- Brief -
The data below is to be returned in full and exactly.
--- begin Task inputs ---
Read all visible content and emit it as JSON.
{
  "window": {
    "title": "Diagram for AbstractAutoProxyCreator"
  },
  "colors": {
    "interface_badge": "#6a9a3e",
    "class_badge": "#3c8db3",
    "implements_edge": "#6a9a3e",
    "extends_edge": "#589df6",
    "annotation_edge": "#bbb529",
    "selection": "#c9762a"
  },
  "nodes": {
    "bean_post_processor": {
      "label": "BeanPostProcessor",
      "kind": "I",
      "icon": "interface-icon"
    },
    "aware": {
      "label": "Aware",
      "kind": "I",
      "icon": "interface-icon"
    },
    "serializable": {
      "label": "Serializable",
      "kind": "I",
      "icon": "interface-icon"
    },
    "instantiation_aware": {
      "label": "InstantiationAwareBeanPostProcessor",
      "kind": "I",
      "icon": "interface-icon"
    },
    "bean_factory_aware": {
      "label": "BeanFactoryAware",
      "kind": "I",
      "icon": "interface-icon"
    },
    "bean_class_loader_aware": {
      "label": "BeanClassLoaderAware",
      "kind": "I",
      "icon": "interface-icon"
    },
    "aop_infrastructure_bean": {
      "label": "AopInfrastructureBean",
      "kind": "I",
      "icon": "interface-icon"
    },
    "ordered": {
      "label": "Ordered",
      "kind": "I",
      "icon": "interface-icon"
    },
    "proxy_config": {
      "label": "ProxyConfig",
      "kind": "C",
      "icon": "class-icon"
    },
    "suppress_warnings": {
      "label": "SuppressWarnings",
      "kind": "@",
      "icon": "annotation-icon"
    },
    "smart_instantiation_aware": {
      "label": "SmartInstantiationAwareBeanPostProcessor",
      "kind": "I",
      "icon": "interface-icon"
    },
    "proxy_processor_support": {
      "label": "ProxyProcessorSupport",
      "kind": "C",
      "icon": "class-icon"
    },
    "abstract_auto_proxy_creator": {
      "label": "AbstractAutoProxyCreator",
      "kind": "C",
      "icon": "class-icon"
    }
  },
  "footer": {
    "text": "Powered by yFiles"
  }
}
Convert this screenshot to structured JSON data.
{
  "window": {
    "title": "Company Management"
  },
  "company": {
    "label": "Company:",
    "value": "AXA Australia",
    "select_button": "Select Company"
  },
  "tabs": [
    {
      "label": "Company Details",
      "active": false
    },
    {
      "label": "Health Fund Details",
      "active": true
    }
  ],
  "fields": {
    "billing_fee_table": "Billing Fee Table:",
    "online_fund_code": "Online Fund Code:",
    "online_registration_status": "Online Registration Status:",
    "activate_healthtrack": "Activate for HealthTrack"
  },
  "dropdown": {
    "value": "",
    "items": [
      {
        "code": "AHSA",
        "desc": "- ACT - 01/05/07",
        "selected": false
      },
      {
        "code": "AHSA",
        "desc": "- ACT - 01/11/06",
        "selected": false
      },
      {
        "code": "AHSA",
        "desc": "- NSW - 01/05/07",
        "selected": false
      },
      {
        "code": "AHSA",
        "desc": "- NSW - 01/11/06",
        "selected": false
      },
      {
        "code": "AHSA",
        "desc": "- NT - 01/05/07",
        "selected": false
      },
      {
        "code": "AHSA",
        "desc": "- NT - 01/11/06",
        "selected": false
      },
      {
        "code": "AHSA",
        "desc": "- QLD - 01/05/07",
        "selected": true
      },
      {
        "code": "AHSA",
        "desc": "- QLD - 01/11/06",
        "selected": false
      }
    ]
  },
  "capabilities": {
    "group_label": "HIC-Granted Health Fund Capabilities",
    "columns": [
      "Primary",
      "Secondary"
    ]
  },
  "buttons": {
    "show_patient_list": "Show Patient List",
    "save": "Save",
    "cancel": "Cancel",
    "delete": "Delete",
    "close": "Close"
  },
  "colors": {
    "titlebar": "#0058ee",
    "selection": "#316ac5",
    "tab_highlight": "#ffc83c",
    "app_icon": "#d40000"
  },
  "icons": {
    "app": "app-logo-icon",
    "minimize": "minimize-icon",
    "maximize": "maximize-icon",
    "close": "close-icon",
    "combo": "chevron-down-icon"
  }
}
--- end Task inputs ---
- Task response -
Read all visible content and emit it as JSON.
{
  "window": {
    "title": "Diagram for AbstractAutoProxyCreator"
  },
  "colors": {
    "interface_badge": "#6a9a3e",
    "class_badge": "#3c8db3",
    "implements_edge": "#6a9a3e",
    "extends_edge": "#589df6",
    "annotation_edge": "#bbb529",
    "selection": "#c9762a"
  },
  "nodes": {
    "bean_post_processor": {
      "label": "BeanPostProcessor",
      "kind": "I",
      "icon": "interface-icon"
    },
    "aware": {
      "label": "Aware",
      "kind": "I",
      "icon": "interface-icon"
    },
    "serializable": {
      "label": "Serializable",
      "kind": "I",
      "icon": "interface-icon"
    },
    "instantiation_aware": {
      "label": "InstantiationAwareBeanPostProcessor",
      "kind": "I",
      "icon": "interface-icon"
    },
    "bean_factory_aware": {
      "label": "BeanFactoryAware",
      "kind": "I",
      "icon": "interface-icon"
    },
    "bean_class_loader_aware": {
      "label": "BeanClassLoaderAware",
      "kind": "I",
      "icon": "interface-icon"
    },
    "aop_infrastructure_bean": {
      "label": "AopInfrastructureBean",
      "kind": "I",
      "icon": "interface-icon"
    },
    "ordered": {
      "label": "Ordered",
      "kind": "I",
      "icon": "interface-icon"
    },
    "proxy_config": {
      "label": "ProxyConfig",
      "kind": "C",
      "icon": "class-icon"
    },
    "suppress_warnings": {
      "label": "SuppressWarnings",
      "kind": "@",
      "icon": "annotation-icon"
    },
    "smart_instantiation_aware": {
      "label": "SmartInstantiationAwareBeanPostProcessor",
      "kind": "I",
      "icon": "interface-icon"
    },
    "proxy_processor_support": {
      "label": "ProxyProcessorSupport",
      "kind": "C",
      "icon": "class-icon"
    },
    "abstract_auto_proxy_creator": {
      "label": "AbstractAutoProxyCreator",
      "kind": "C",
      "icon": "class-icon"
    }
  },
  "footer": {
    "text": "Powered by yFiles"
  }
}
Convert this screenshot to structured JSON data.
{
  "window": {
    "title": "Company Management"
  },
  "company": {
    "label": "Company:",
    "value": "AXA Australia",
    "select_button": "Select Company"
  },
  "tabs": [
    {
      "label": "Company Details",
      "active": false
    },
    {
      "label": "Health Fund Details",
      "active": true
    }
  ],
  "fields": {
    "billing_fee_table": "Billing Fee Table:",
    "online_fund_code": "Online Fund Code:",
    "online_registration_status": "Online Registration Status:",
    "activate_healthtrack": "Activate for HealthTrack"
  },
  "dropdown": {
    "value": "",
    "items": [
      {
        "code": "AHSA",
        "desc": "- ACT - 01/05/07",
        "selected": false
      },
      {
        "code": "AHSA",
        "desc": "- ACT - 01/11/06",
        "selected": false
      },
      {
        "code": "AHSA",
        "desc": "- NSW - 01/05/07",
        "selected": false
      },
      {
        "code": "AHSA",
        "desc": "- NSW - 01/11/06",
        "selected": false
      },
      {
        "code": "AHSA",
        "desc": "- NT - 01/05/07",
        "selected": false
      },
      {
        "code": "AHSA",
        "desc": "- NT - 01/11/06",
        "selected": false
      },
      {
        "code": "AHSA",
        "desc": "- QLD - 01/05/07",
        "selected": true
      },
      {
        "code": "AHSA",
        "desc": "- QLD - 01/11/06",
        "selected": false
      }
    ]
  },
  "capabilities": {
    "group_label": "HIC-Granted Health Fund Capabilities",
    "columns": [
      "Primary",
      "Secondary"
    ]
  },
  "buttons": {
    "show_patient_list": "Show Patient List",
    "save": "Save",
    "cancel": "Cancel",
    "delete": "Delete",
    "close": "Close"
  },
  "colors": {
    "titlebar": "#0058ee",
    "selection": "#316ac5",
    "tab_highlight": "#ffc83c",
    "app_icon": "#d40000"
  },
  "icons": {
    "app": "app-logo-icon",
    "minimize": "minimize-icon",
    "maximize": "maximize-icon",
    "close": "close-icon",
    "combo": "chevron-down-icon"
  }
}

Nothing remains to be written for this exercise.